Stated goal:
Filter the entries and keep only the lines where the string "الادارة" appears.

--- Provided entries ---

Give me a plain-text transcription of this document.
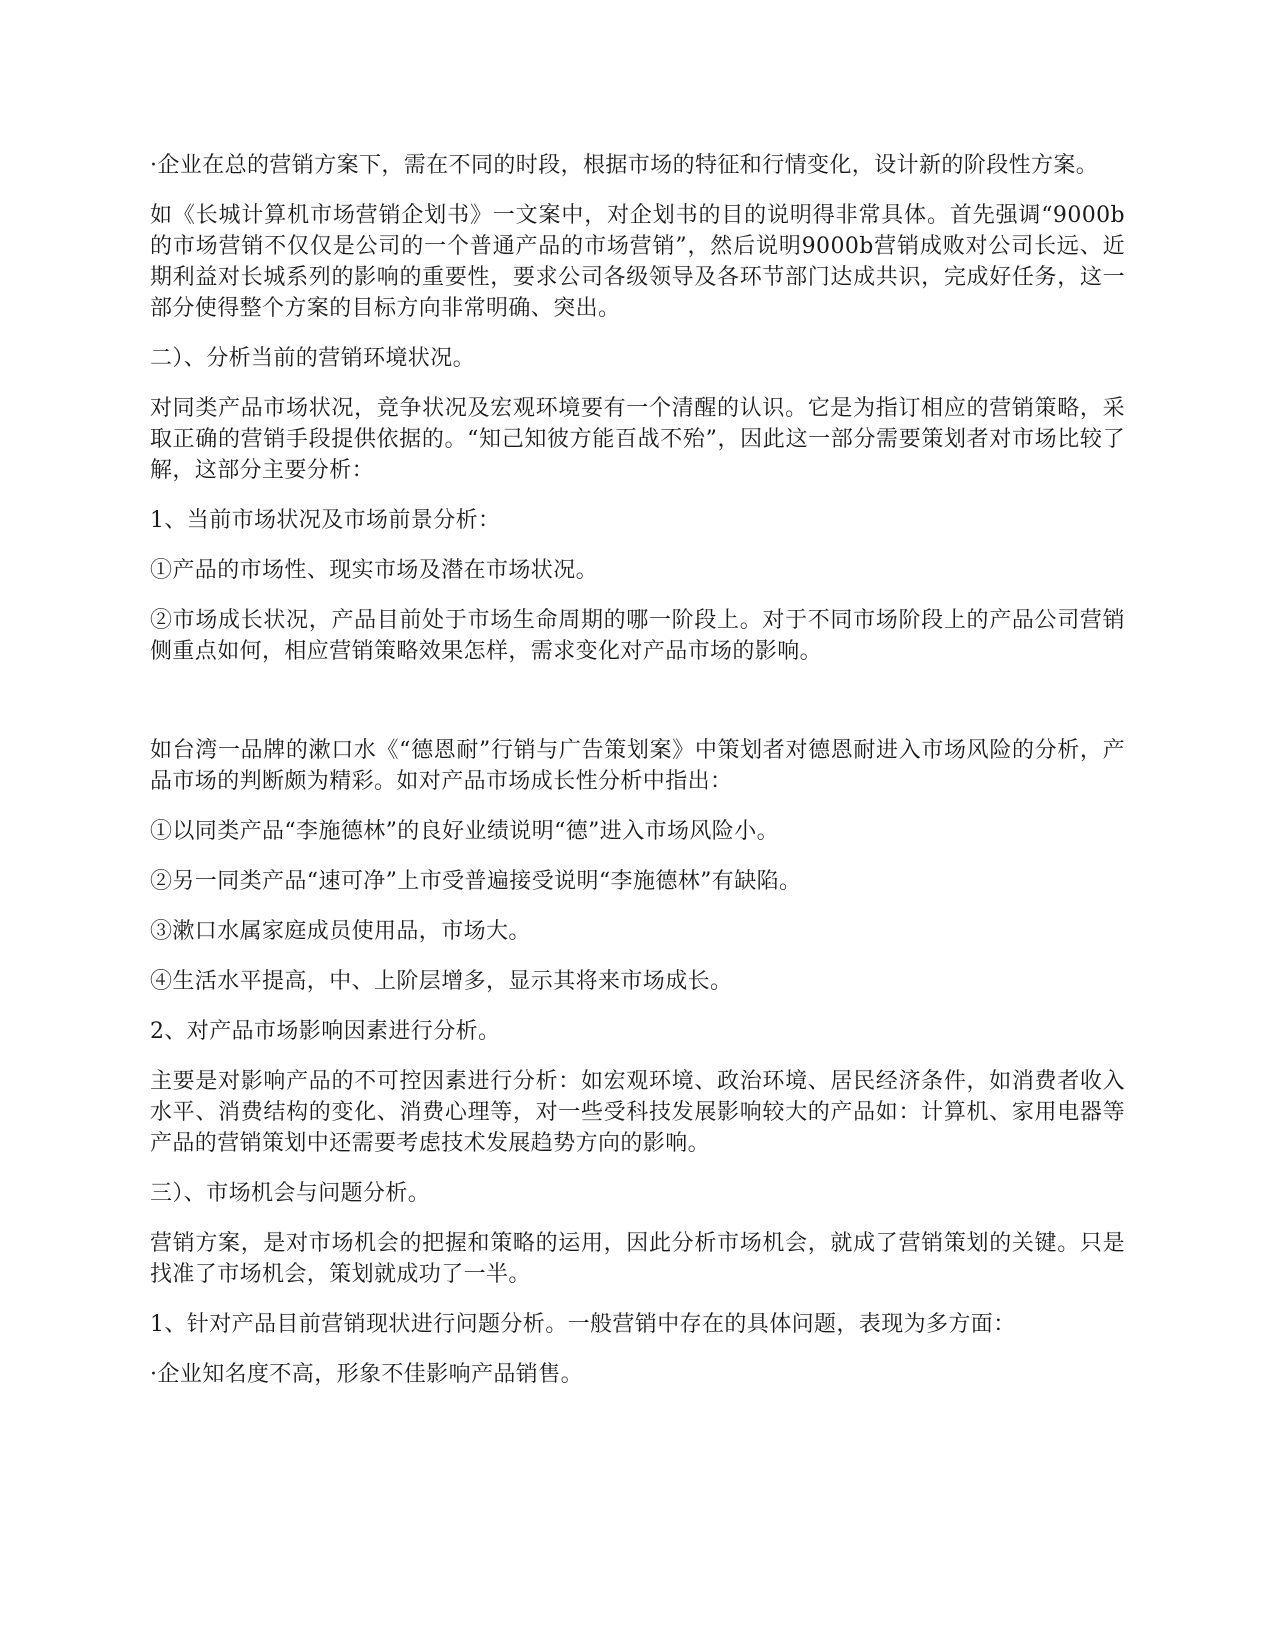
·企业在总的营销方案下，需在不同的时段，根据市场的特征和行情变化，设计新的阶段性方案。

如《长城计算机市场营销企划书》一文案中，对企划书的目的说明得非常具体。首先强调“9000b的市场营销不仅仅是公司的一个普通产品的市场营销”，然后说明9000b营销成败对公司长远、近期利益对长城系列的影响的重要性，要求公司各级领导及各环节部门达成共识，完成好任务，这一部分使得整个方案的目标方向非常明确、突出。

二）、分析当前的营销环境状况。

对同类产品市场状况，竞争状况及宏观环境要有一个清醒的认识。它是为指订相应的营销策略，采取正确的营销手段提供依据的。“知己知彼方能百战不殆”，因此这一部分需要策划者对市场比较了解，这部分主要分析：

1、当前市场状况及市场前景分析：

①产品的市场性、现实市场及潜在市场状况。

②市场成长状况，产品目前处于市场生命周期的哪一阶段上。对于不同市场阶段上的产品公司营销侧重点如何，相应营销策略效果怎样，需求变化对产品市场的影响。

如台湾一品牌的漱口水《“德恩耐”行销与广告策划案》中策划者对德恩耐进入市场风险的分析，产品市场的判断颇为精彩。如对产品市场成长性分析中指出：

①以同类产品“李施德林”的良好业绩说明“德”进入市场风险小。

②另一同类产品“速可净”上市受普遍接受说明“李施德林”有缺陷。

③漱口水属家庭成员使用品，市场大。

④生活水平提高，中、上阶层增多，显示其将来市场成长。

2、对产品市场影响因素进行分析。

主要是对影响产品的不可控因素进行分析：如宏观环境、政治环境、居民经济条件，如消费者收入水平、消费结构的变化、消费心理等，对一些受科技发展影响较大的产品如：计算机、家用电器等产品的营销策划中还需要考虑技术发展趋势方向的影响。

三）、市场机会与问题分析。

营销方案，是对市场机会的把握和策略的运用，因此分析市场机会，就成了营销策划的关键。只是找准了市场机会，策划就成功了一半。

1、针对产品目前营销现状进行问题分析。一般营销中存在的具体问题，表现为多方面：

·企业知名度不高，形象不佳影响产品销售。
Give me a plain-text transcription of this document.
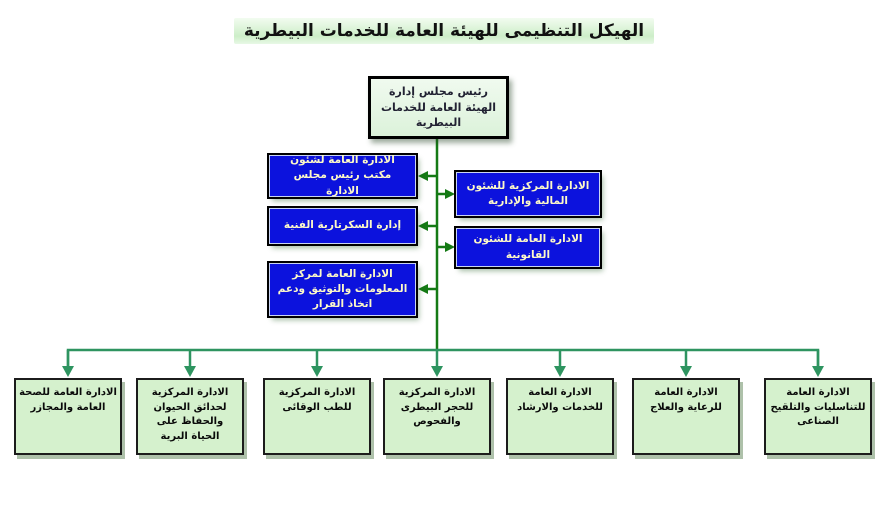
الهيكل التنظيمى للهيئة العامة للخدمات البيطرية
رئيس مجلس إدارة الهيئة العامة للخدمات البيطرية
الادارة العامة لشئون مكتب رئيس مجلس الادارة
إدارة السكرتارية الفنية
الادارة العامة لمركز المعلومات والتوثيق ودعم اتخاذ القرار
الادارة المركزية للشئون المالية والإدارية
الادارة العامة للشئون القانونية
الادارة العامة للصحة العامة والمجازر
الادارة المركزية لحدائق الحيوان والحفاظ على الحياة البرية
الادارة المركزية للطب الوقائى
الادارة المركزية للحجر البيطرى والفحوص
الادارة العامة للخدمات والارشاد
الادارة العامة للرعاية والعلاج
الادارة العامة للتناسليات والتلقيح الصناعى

---

Result:
الادارة العامة لشئون مكتب رئيس مجلس الادارة
الادارة العامة لمركز المعلومات والتوثيق ودعم اتخاذ القرار
الادارة المركزية للشئون المالية والإدارية
الادارة العامة للشئون القانونية
الادارة العامة للصحة العامة والمجازر
الادارة المركزية لحدائق الحيوان والحفاظ على الحياة البرية
الادارة المركزية للطب الوقائى
الادارة المركزية للحجر البيطرى والفحوص
الادارة العامة للخدمات والارشاد
الادارة العامة للرعاية والعلاج
الادارة العامة للتناسليات والتلقيح الصناعى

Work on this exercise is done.